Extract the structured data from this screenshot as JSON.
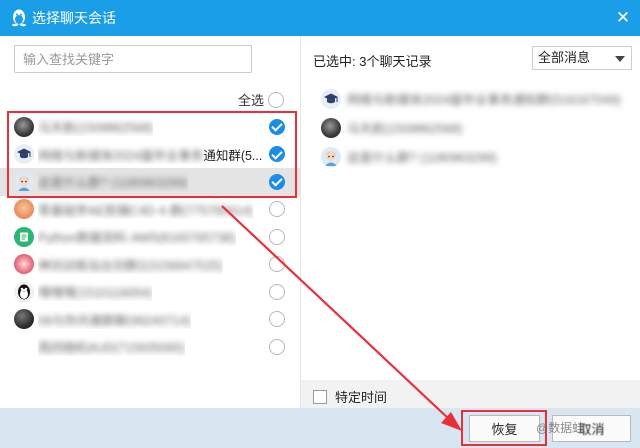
{
  "window": {
    "title": "选择聊天会话",
    "app_icon": "qq-penguin-icon",
    "close_glyph": "✕"
  },
  "search": {
    "placeholder": "输入查找关键字"
  },
  "select_all_label": "全选",
  "conversations": [
    {
      "name": "马天航(1509862568)",
      "selected": true,
      "highlight": false,
      "avatar": "photo-avatar"
    },
    {
      "name_prefix": "网络与新媒体2024届毕业事务",
      "name_suffix": "通知群(5...",
      "selected": true,
      "highlight": false,
      "avatar": "graduation-cap-avatar"
    },
    {
      "name": "这是什么群? (1180963299)",
      "selected": true,
      "highlight": true,
      "avatar": "cartoon-avatar"
    },
    {
      "name": "零基础学AE剪辑C4D·4·群(775795614)",
      "selected": false,
      "highlight": false,
      "avatar": "orange-avatar"
    },
    {
      "name": "Python数据资料·AW5(8165765738)",
      "selected": false,
      "highlight": false,
      "avatar": "green-doc-avatar"
    },
    {
      "name": "神剑训练站台剑群2(3156947525)",
      "selected": false,
      "highlight": false,
      "avatar": "pink-avatar"
    },
    {
      "name": "嘿嘿嘿(1510116054)",
      "selected": false,
      "highlight": false,
      "avatar": "penguin-avatar"
    },
    {
      "name": "06与你共建群聊(99240714)",
      "selected": false,
      "highlight": false,
      "avatar": "dark-avatar"
    },
    {
      "name": "周四随机AUD(715935065)",
      "selected": false,
      "highlight": false,
      "avatar": "none"
    }
  ],
  "right": {
    "selected_count_text": "已选中: 3个聊天记录",
    "filter_value": "全部消息",
    "selected_items": [
      {
        "name": "网络与新媒体2024届毕业事务通知群(516167049)",
        "avatar": "graduation-cap-avatar"
      },
      {
        "name": "马天航(1509862568)",
        "avatar": "photo-avatar"
      },
      {
        "name": "这是什么群? (1180963299)",
        "avatar": "cartoon-avatar"
      }
    ],
    "specific_time_label": "特定时间"
  },
  "buttons": {
    "restore": "恢复",
    "cancel": "取消"
  },
  "watermark": "@数据蛙",
  "colors": {
    "titlebar": "#1a9ee8",
    "accent_check": "#1a8de6",
    "annotation_red": "#e8303a",
    "footer": "#d7e6f1"
  }
}
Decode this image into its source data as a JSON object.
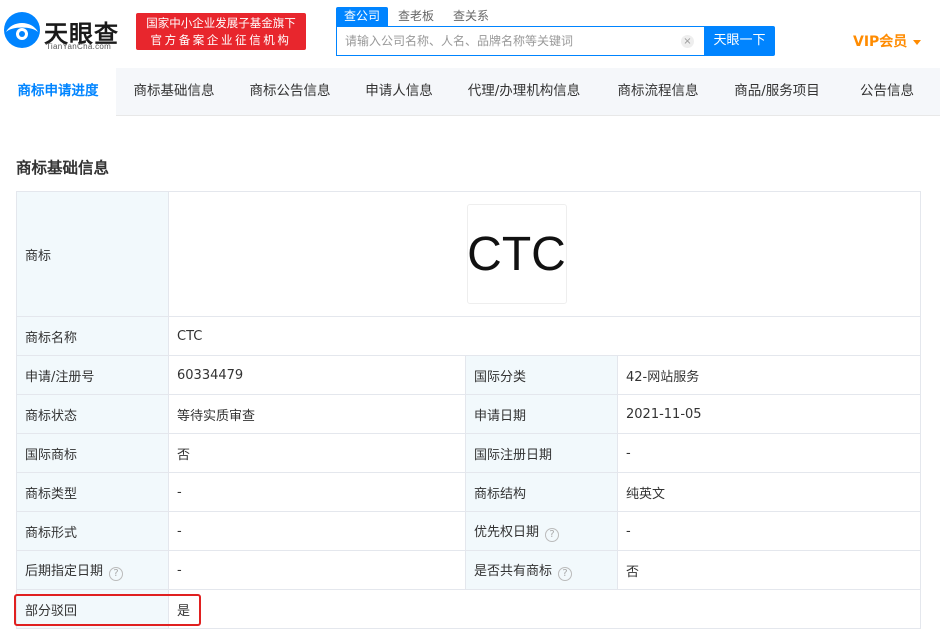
{
  "header": {
    "logo_title": "天眼查",
    "logo_sub": "TianYanCha.com",
    "badge_line1": "国家中小企业发展子基金旗下",
    "badge_line2": "官方备案企业征信机构",
    "search_tabs": [
      "查公司",
      "查老板",
      "查关系"
    ],
    "search_placeholder": "请输入公司名称、人名、品牌名称等关键词",
    "clear_icon": "×",
    "search_button": "天眼一下",
    "vip_label": "VIP会员",
    "accent_color": "#0084ff"
  },
  "nav": {
    "tabs": [
      "商标申请进度",
      "商标基础信息",
      "商标公告信息",
      "申请人信息",
      "代理/办理机构信息",
      "商标流程信息",
      "商品/服务项目",
      "公告信息"
    ]
  },
  "section": {
    "title": "商标基础信息"
  },
  "table": {
    "trademark_label": "商标",
    "trademark_image_text": "CTC",
    "name_label": "商标名称",
    "name_value": "CTC",
    "reg_no_label": "申请/注册号",
    "reg_no_value": "60334479",
    "intl_class_label": "国际分类",
    "intl_class_value": "42-网站服务",
    "status_label": "商标状态",
    "status_value": "等待实质审查",
    "apply_date_label": "申请日期",
    "apply_date_value": "2021-11-05",
    "intl_tm_label": "国际商标",
    "intl_tm_value": "否",
    "intl_reg_date_label": "国际注册日期",
    "intl_reg_date_value": "-",
    "type_label": "商标类型",
    "type_value": "-",
    "structure_label": "商标结构",
    "structure_value": "纯英文",
    "form_label": "商标形式",
    "form_value": "-",
    "priority_date_label": "优先权日期",
    "priority_date_value": "-",
    "later_date_label": "后期指定日期",
    "later_date_value": "-",
    "shared_label": "是否共有商标",
    "shared_value": "否",
    "partial_reject_label": "部分驳回",
    "partial_reject_value": "是",
    "help_glyph": "?"
  }
}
******
Required work ->
Quote each line of the listing exactly, but leave the pictures out.

Answer below ->
Extract the structured data from this screenshot as JSON.
{
  "window": {
    "title": "选择聊天会话",
    "app_icon": "qq-penguin-icon",
    "close_glyph": "✕"
  },
  "search": {
    "placeholder": "输入查找关键字"
  },
  "select_all_label": "全选",
  "conversations": [
    {
      "name": "马天航(1509862568)",
      "selected": true,
      "highlight": false,
      "avatar": "photo-avatar"
    },
    {
      "name_prefix": "网络与新媒体2024届毕业事务",
      "name_suffix": "通知群(5...",
      "selected": true,
      "highlight": false,
      "avatar": "graduation-cap-avatar"
    },
    {
      "name": "这是什么群? (1180963299)",
      "selected": true,
      "highlight": true,
      "avatar": "cartoon-avatar"
    },
    {
      "name": "零基础学AE剪辑C4D·4·群(775795614)",
      "selected": false,
      "highlight": false,
      "avatar": "orange-avatar"
    },
    {
      "name": "Python数据资料·AW5(8165765738)",
      "selected": false,
      "highlight": false,
      "avatar": "green-doc-avatar"
    },
    {
      "name": "神剑训练站台剑群2(3156947525)",
      "selected": false,
      "highlight": false,
      "avatar": "pink-avatar"
    },
    {
      "name": "嘿嘿嘿(1510116054)",
      "selected": false,
      "highlight": false,
      "avatar": "penguin-avatar"
    },
    {
      "name": "06与你共建群聊(99240714)",
      "selected": false,
      "highlight": false,
      "avatar": "dark-avatar"
    },
    {
      "name": "周四随机AUD(715935065)",
      "selected": false,
      "highlight": false,
      "avatar": "none"
    }
  ],
  "right": {
    "selected_count_text": "已选中: 3个聊天记录",
    "filter_value": "全部消息",
    "selected_items": [
      {
        "name": "网络与新媒体2024届毕业事务通知群(516167049)",
        "avatar": "graduation-cap-avatar"
      },
      {
        "name": "马天航(1509862568)",
        "avatar": "photo-avatar"
      },
      {
        "name": "这是什么群? (1180963299)",
        "avatar": "cartoon-avatar"
      }
    ],
    "specific_time_label": "特定时间"
  },
  "buttons": {
    "restore": "恢复",
    "cancel": "取消"
  },
  "watermark": "@数据蛙",
  "colors": {
    "titlebar": "#1a9ee8",
    "accent_check": "#1a8de6",
    "annotation_red": "#e8303a",
    "footer": "#d7e6f1"
  }
}
Decode this image into its source data as a JSON object.
{
  "header": {
    "logo_title": "天眼查",
    "logo_sub": "TianYanCha.com",
    "badge_line1": "国家中小企业发展子基金旗下",
    "badge_line2": "官方备案企业征信机构",
    "search_tabs": [
      "查公司",
      "查老板",
      "查关系"
    ],
    "search_placeholder": "请输入公司名称、人名、品牌名称等关键词",
    "clear_icon": "×",
    "search_button": "天眼一下",
    "vip_label": "VIP会员",
    "accent_color": "#0084ff"
  },
  "nav": {
    "tabs": [
      "商标申请进度",
      "商标基础信息",
      "商标公告信息",
      "申请人信息",
      "代理/办理机构信息",
      "商标流程信息",
      "商品/服务项目",
      "公告信息"
    ]
  },
  "section": {
    "title": "商标基础信息"
  },
  "table": {
    "trademark_label": "商标",
    "trademark_image_text": "CTC",
    "name_label": "商标名称",
    "name_value": "CTC",
    "reg_no_label": "申请/注册号",
    "reg_no_value": "60334479",
    "intl_class_label": "国际分类",
    "intl_class_value": "42-网站服务",
    "status_label": "商标状态",
    "status_value": "等待实质审查",
    "apply_date_label": "申请日期",
    "apply_date_value": "2021-11-05",
    "intl_tm_label": "国际商标",
    "intl_tm_value": "否",
    "intl_reg_date_label": "国际注册日期",
    "intl_reg_date_value": "-",
    "type_label": "商标类型",
    "type_value": "-",
    "structure_label": "商标结构",
    "structure_value": "纯英文",
    "form_label": "商标形式",
    "form_value": "-",
    "priority_date_label": "优先权日期",
    "priority_date_value": "-",
    "later_date_label": "后期指定日期",
    "later_date_value": "-",
    "shared_label": "是否共有商标",
    "shared_value": "否",
    "partial_reject_label": "部分驳回",
    "partial_reject_value": "是",
    "help_glyph": "?"
  }
}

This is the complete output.